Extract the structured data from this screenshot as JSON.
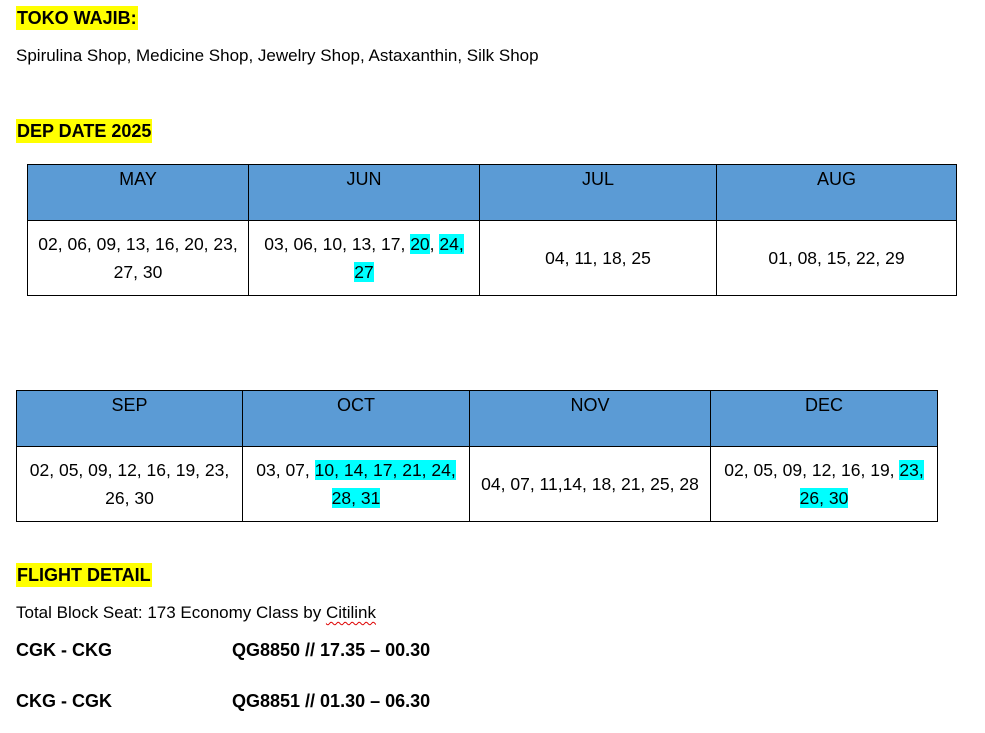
{
  "toko": {
    "heading": "TOKO WAJIB:",
    "shops": "Spirulina Shop, Medicine Shop, Jewelry Shop, Astaxanthin, Silk Shop"
  },
  "dep": {
    "heading": "DEP DATE 2025",
    "table1": {
      "headers": [
        "MAY",
        "JUN",
        "JUL",
        "AUG"
      ],
      "may": "02, 06, 09, 13, 16, 20, 23, 27, 30",
      "jun": {
        "plain": "03, 06, 10, 13, 17, ",
        "hl1": "20",
        "sep1": ", ",
        "hl2": "24,",
        "hl3": "27"
      },
      "jul": "04, 11, 18, 25",
      "aug": "01, 08, 15, 22, 29"
    },
    "table2": {
      "headers": [
        "SEP",
        "OCT",
        "NOV",
        "DEC"
      ],
      "sep": "02, 05, 09, 12, 16, 19, 23, 26, 30",
      "oct": {
        "plain": "03, 07, ",
        "hl1": "10, 14, 17, 21, 24,",
        "hl2": "28, 31"
      },
      "nov": "04, 07, 11,14, 18, 21, 25, 28",
      "dec": {
        "plain": "02, 05, 09, 12, 16, 19, ",
        "hl1": "23,",
        "hl2": "26, 30"
      }
    }
  },
  "flight": {
    "heading": "FLIGHT DETAIL",
    "seat_prefix": "Total Block Seat: 173 Economy Class by ",
    "carrier": "Citilink",
    "rows": [
      {
        "route": "CGK - CKG",
        "detail": "QG8850 // 17.35 – 00.30"
      },
      {
        "route": "CKG - CGK",
        "detail": "QG8851 // 01.30 – 06.30"
      }
    ]
  },
  "colors": {
    "header_blue": "#5b9bd5",
    "highlight_yellow": "#ffff00",
    "highlight_cyan": "#00ffff"
  }
}
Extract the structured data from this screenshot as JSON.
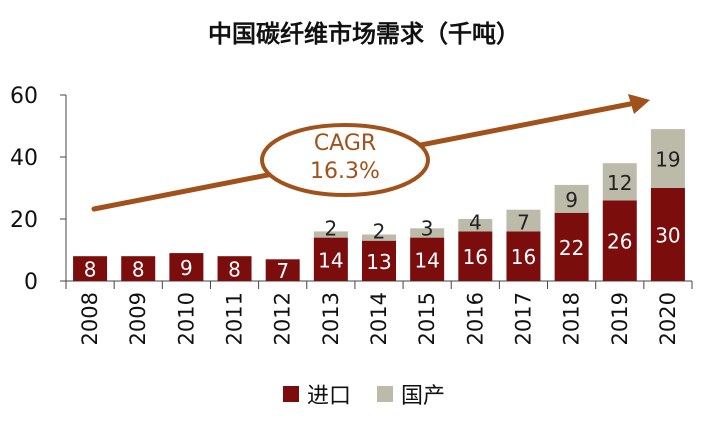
{
  "chart_data": {
    "type": "bar",
    "stacked": true,
    "title": "中国碳纤维市场需求（千吨）",
    "categories": [
      "2008",
      "2009",
      "2010",
      "2011",
      "2012",
      "2013",
      "2014",
      "2015",
      "2016",
      "2017",
      "2018",
      "2019",
      "2020"
    ],
    "series": [
      {
        "name": "进口",
        "color": "#7b0d0d",
        "values": [
          8,
          8,
          9,
          8,
          7,
          14,
          13,
          14,
          16,
          16,
          22,
          26,
          30
        ]
      },
      {
        "name": "国产",
        "color": "#bcbaa8",
        "values": [
          null,
          null,
          null,
          null,
          null,
          2,
          2,
          3,
          4,
          7,
          9,
          12,
          19
        ]
      }
    ],
    "yticks": [
      0,
      20,
      40,
      60
    ],
    "ylim": [
      0,
      60
    ],
    "grid": false,
    "legend_position": "bottom",
    "annotation": {
      "lines": [
        "CAGR",
        "16.3%"
      ],
      "color": "#a0521a",
      "arrow": "upward trend arrow"
    }
  }
}
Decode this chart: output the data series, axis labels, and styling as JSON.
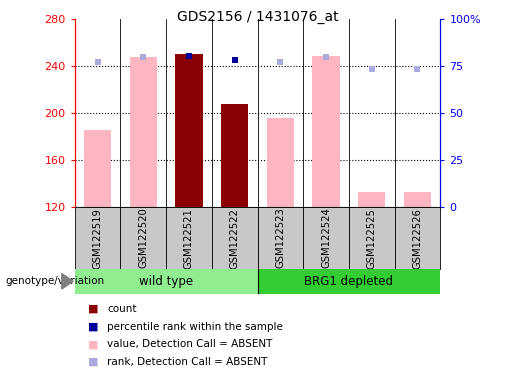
{
  "title": "GDS2156 / 1431076_at",
  "samples": [
    "GSM122519",
    "GSM122520",
    "GSM122521",
    "GSM122522",
    "GSM122523",
    "GSM122524",
    "GSM122525",
    "GSM122526"
  ],
  "ylim_left": [
    120,
    280
  ],
  "ylim_right": [
    0,
    100
  ],
  "yticks_left": [
    120,
    160,
    200,
    240,
    280
  ],
  "yticks_right": [
    0,
    25,
    50,
    75,
    100
  ],
  "ytick_labels_right": [
    "0",
    "25",
    "50",
    "75",
    "100%"
  ],
  "value_absent": [
    186,
    248,
    null,
    null,
    196,
    249,
    133,
    133
  ],
  "rank_absent": [
    244,
    248,
    null,
    null,
    244,
    248,
    238,
    238
  ],
  "count": [
    null,
    null,
    250,
    208,
    null,
    null,
    null,
    null
  ],
  "percentile_rank": [
    null,
    null,
    249,
    245,
    null,
    null,
    null,
    null
  ],
  "bar_color_count": "#8B0000",
  "bar_color_value_absent": "#FFB6C1",
  "marker_color_rank": "#AAAADD",
  "marker_color_percentile": "#000099",
  "legend_items": [
    "count",
    "percentile rank within the sample",
    "value, Detection Call = ABSENT",
    "rank, Detection Call = ABSENT"
  ],
  "legend_colors": [
    "#8B0000",
    "#000099",
    "#FFB6C1",
    "#AAAADD"
  ],
  "genotype_label": "genotype/variation",
  "wild_type_color": "#90EE90",
  "brg1_color": "#33CC33",
  "gray_box_color": "#C8C8C8",
  "dotted_yticks": [
    160,
    200,
    240
  ],
  "group_split": 4
}
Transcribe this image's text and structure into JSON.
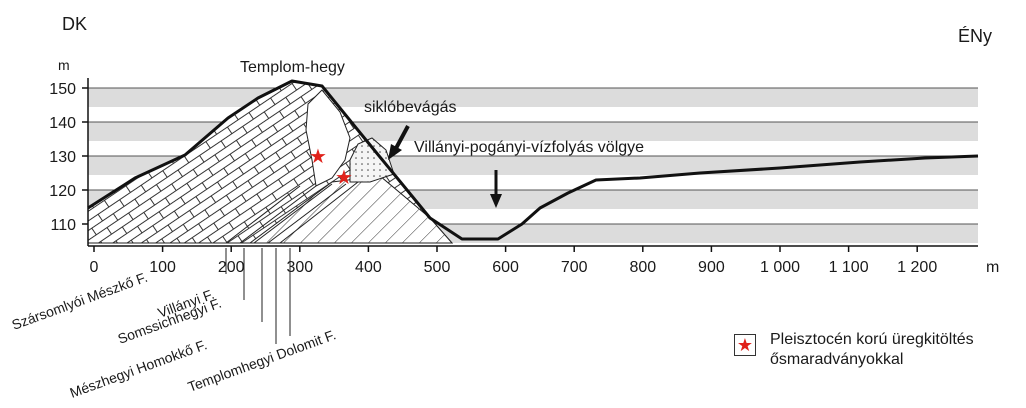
{
  "direction_left": "DK",
  "direction_right": "ÉNy",
  "y_axis": {
    "unit": "m",
    "ticks": [
      150,
      140,
      130,
      120,
      110
    ]
  },
  "x_axis": {
    "unit": "m",
    "ticks": [
      "0",
      "100",
      "200",
      "300",
      "400",
      "500",
      "600",
      "700",
      "800",
      "900",
      "1 000",
      "1 100",
      "1 200"
    ]
  },
  "labels": {
    "peak": "Templom-hegy",
    "cut": "siklóbevágás",
    "valley": "Villányi-pogányi-vízfolyás völgye"
  },
  "formations": [
    "Szársomlyói Mészkő F.",
    "Villányi F.",
    "Somssichhegyi F.",
    "Mészhegyi Homokkő F.",
    "Templomhegyi Dolomit F."
  ],
  "legend": {
    "text": "Pleisztocén korú üregkitöltés\nősmaradványokkal",
    "symbol_color": "#e0221b"
  },
  "colors": {
    "band": "#dcdcdc",
    "line": "#111111",
    "star": "#e0221b"
  }
}
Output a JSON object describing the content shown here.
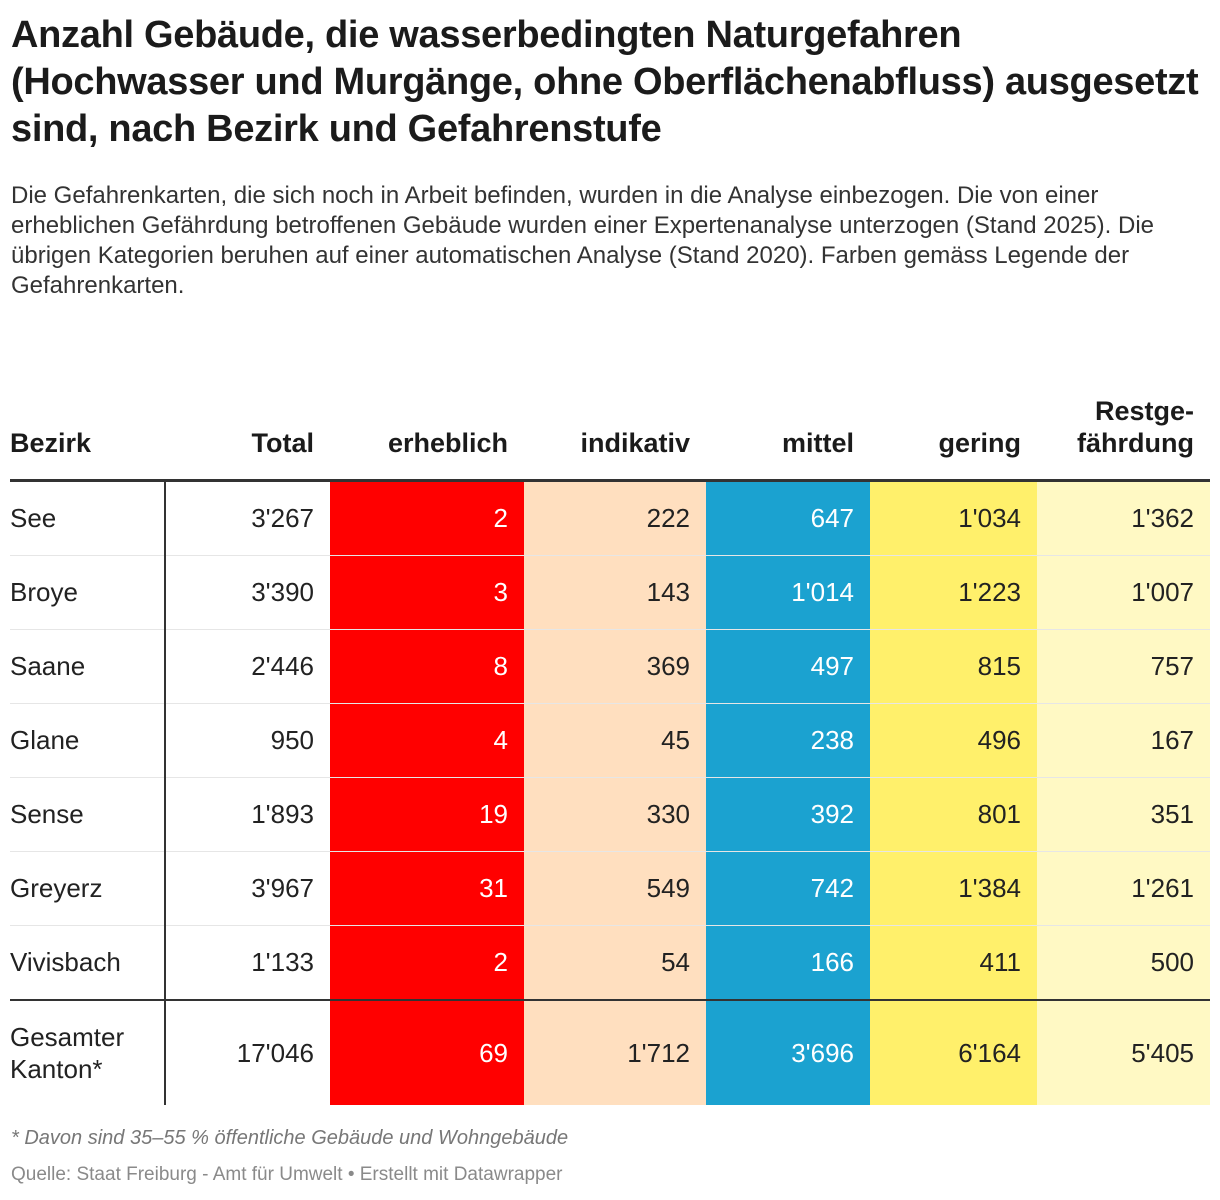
{
  "title": "Anzahl Gebäude, die wasserbedingten Naturgefahren (Hochwasser und Murgänge, ohne Oberflächenabfluss) ausgesetzt sind, nach Bezirk und Gefahrenstufe",
  "subtitle": "Die Gefahrenkarten, die sich noch in Arbeit befinden, wurden in die Analyse einbezogen. Die von einer erheblichen Gefährdung betroffenen Gebäude wurden einer Expertenanalyse unterzogen (Stand 2025). Die übrigen Kategorien beruhen auf einer automatischen Analyse (Stand 2020). Farben gemäss Legende der Gefahrenkarten.",
  "footnote": "* Davon sind 35–55 % öffentliche Gebäude und Wohngebäude",
  "source": "Quelle: Staat Freiburg - Amt für Umwelt • Erstellt mit Datawrapper",
  "colors": {
    "erheblich": "#ff0000",
    "indikativ": "#ffdfbf",
    "mittel": "#1ba2d0",
    "gering": "#fff06b",
    "restgefaehrdung": "#fff9c4"
  },
  "chart_data": {
    "type": "table",
    "columns": [
      "Bezirk",
      "Total",
      "erheblich",
      "indikativ",
      "mittel",
      "gering",
      "Restge-\nfährdung"
    ],
    "rows": [
      [
        "See",
        "3'267",
        "2",
        "222",
        "647",
        "1'034",
        "1'362"
      ],
      [
        "Broye",
        "3'390",
        "3",
        "143",
        "1'014",
        "1'223",
        "1'007"
      ],
      [
        "Saane",
        "2'446",
        "8",
        "369",
        "497",
        "815",
        "757"
      ],
      [
        "Glane",
        "950",
        "4",
        "45",
        "238",
        "496",
        "167"
      ],
      [
        "Sense",
        "1'893",
        "19",
        "330",
        "392",
        "801",
        "351"
      ],
      [
        "Greyerz",
        "3'967",
        "31",
        "549",
        "742",
        "1'384",
        "1'261"
      ],
      [
        "Vivisbach",
        "1'133",
        "2",
        "54",
        "166",
        "411",
        "500"
      ],
      [
        "Gesamter\nKanton*",
        "17'046",
        "69",
        "1'712",
        "3'696",
        "6'164",
        "5'405"
      ]
    ]
  }
}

----------

Read the entries and show each line that mentions "plain".

        "plain": "03, 06, 10, 13, 17, ",
        "plain": "03, 07, ",
        "plain": "02, 05, 09, 12, 16, 19, ",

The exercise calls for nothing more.